| EXERCISE DETAILS |
Restate each line of the listing exactly, without carrying over any pictures.

| WORKING DATA |

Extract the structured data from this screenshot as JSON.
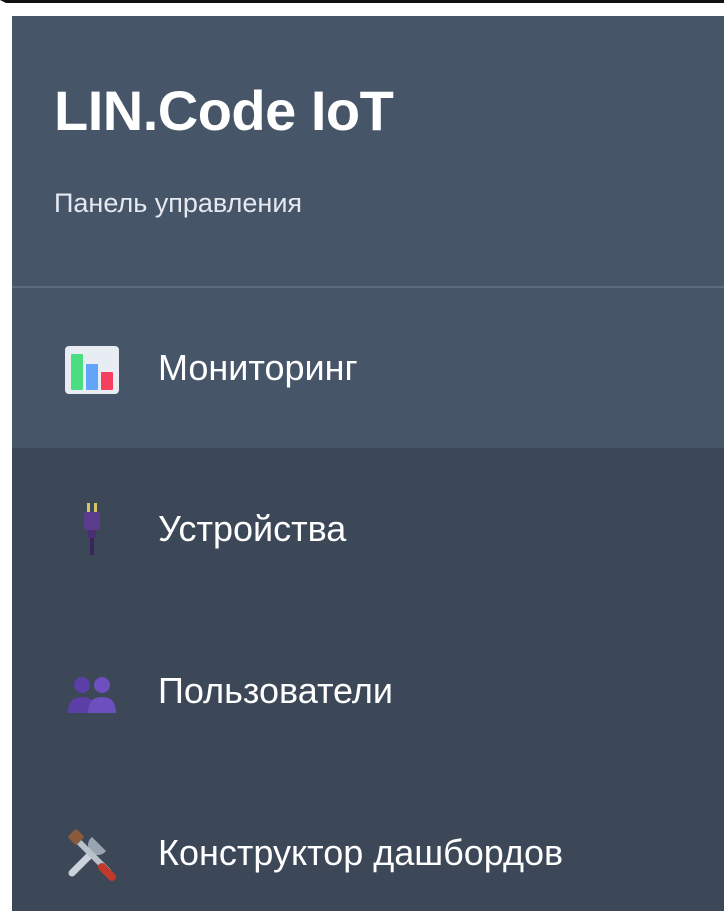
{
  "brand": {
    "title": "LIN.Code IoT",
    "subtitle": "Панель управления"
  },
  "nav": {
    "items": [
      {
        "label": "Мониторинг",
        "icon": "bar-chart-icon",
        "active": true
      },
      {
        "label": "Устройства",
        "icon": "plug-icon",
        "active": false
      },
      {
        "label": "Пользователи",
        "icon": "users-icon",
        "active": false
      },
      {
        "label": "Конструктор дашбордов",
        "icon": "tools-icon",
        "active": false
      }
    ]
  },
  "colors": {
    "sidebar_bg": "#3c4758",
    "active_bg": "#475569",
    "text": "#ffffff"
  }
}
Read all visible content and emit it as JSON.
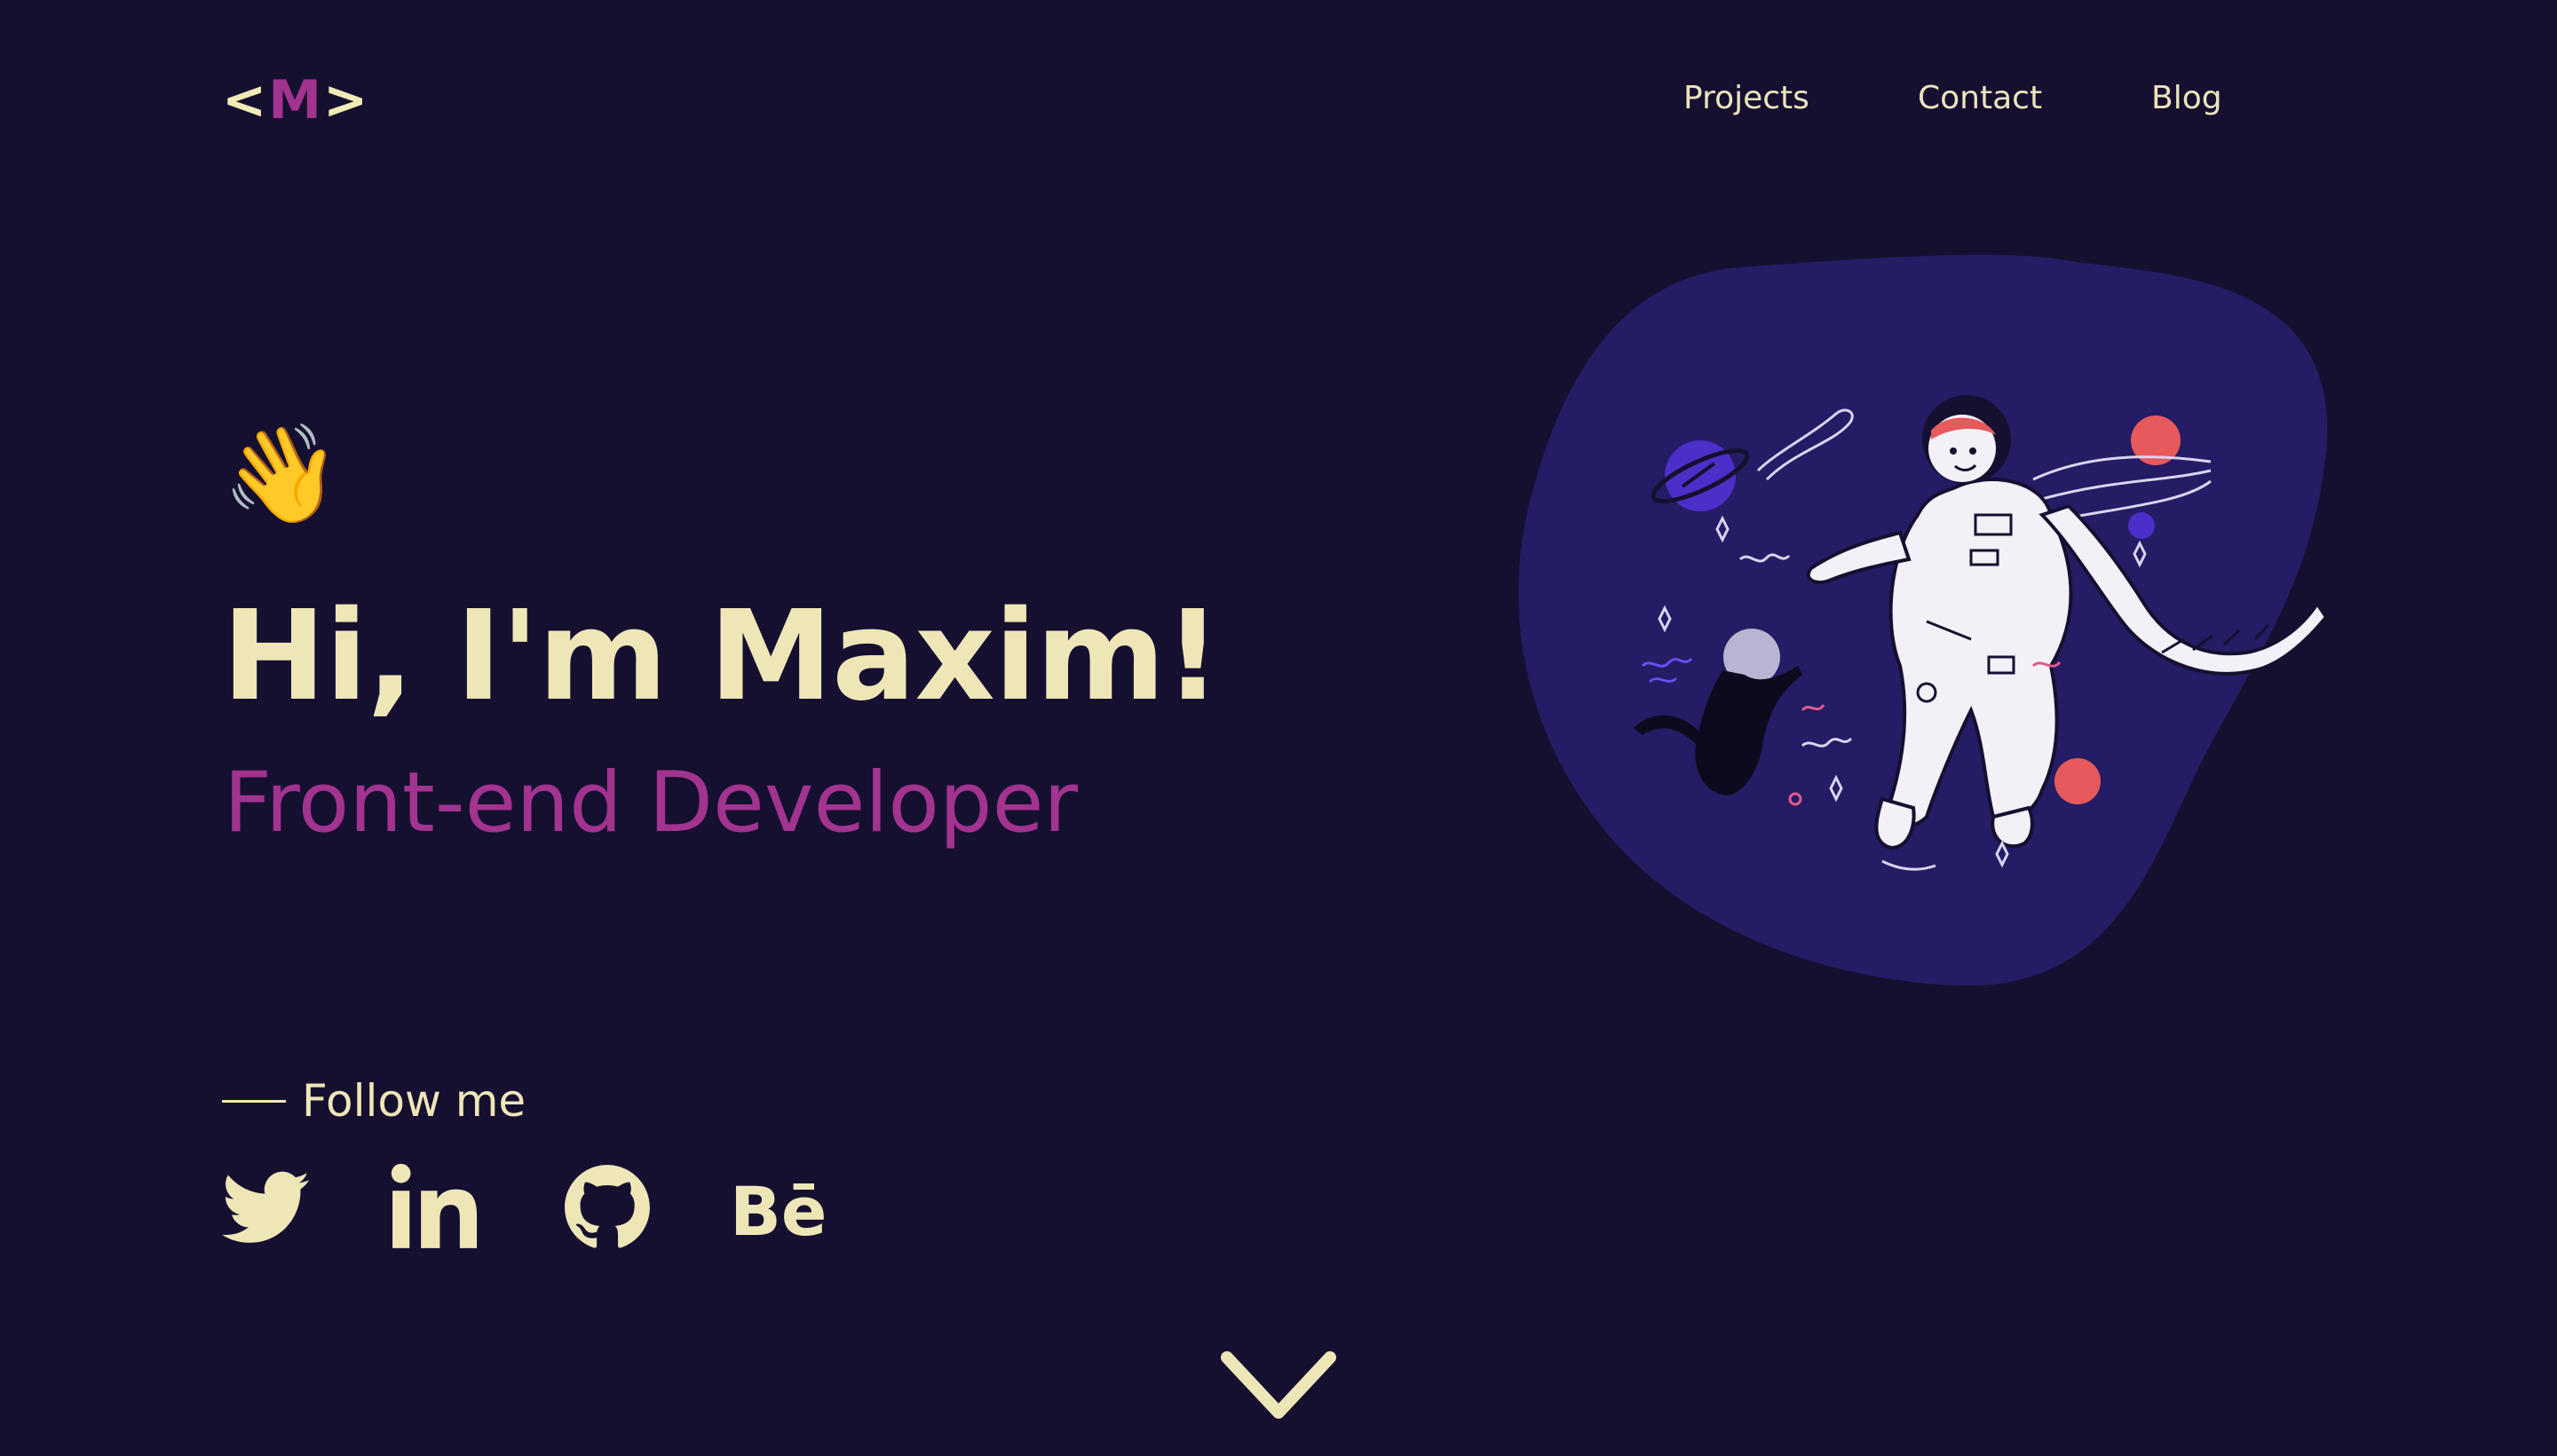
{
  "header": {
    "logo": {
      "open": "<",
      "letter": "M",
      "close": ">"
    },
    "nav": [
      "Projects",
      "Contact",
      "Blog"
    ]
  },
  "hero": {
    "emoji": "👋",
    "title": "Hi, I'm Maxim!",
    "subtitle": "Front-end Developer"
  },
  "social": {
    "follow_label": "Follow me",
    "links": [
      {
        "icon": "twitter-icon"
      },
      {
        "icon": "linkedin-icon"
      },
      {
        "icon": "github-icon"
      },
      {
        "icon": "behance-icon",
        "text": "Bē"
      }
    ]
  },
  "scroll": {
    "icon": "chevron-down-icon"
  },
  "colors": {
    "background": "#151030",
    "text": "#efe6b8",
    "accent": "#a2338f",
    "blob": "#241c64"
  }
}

| ANSWER TO THE PROBLEM |
Extract the structured data from this screenshot as JSON.
{
  "brand": {
    "title": "LIN.Code IoT",
    "subtitle": "Панель управления"
  },
  "nav": {
    "items": [
      {
        "label": "Мониторинг",
        "icon": "bar-chart-icon",
        "active": true
      },
      {
        "label": "Устройства",
        "icon": "plug-icon",
        "active": false
      },
      {
        "label": "Пользователи",
        "icon": "users-icon",
        "active": false
      },
      {
        "label": "Конструктор дашбордов",
        "icon": "tools-icon",
        "active": false
      }
    ]
  },
  "colors": {
    "sidebar_bg": "#3c4758",
    "active_bg": "#475569",
    "text": "#ffffff"
  }
}
Read all visible content and emit it as JSON.
{
  "header": {
    "logo": {
      "open": "<",
      "letter": "M",
      "close": ">"
    },
    "nav": [
      "Projects",
      "Contact",
      "Blog"
    ]
  },
  "hero": {
    "emoji": "👋",
    "title": "Hi, I'm Maxim!",
    "subtitle": "Front-end Developer"
  },
  "social": {
    "follow_label": "Follow me",
    "links": [
      {
        "icon": "twitter-icon"
      },
      {
        "icon": "linkedin-icon"
      },
      {
        "icon": "github-icon"
      },
      {
        "icon": "behance-icon",
        "text": "Bē"
      }
    ]
  },
  "scroll": {
    "icon": "chevron-down-icon"
  },
  "colors": {
    "background": "#151030",
    "text": "#efe6b8",
    "accent": "#a2338f",
    "blob": "#241c64"
  }
}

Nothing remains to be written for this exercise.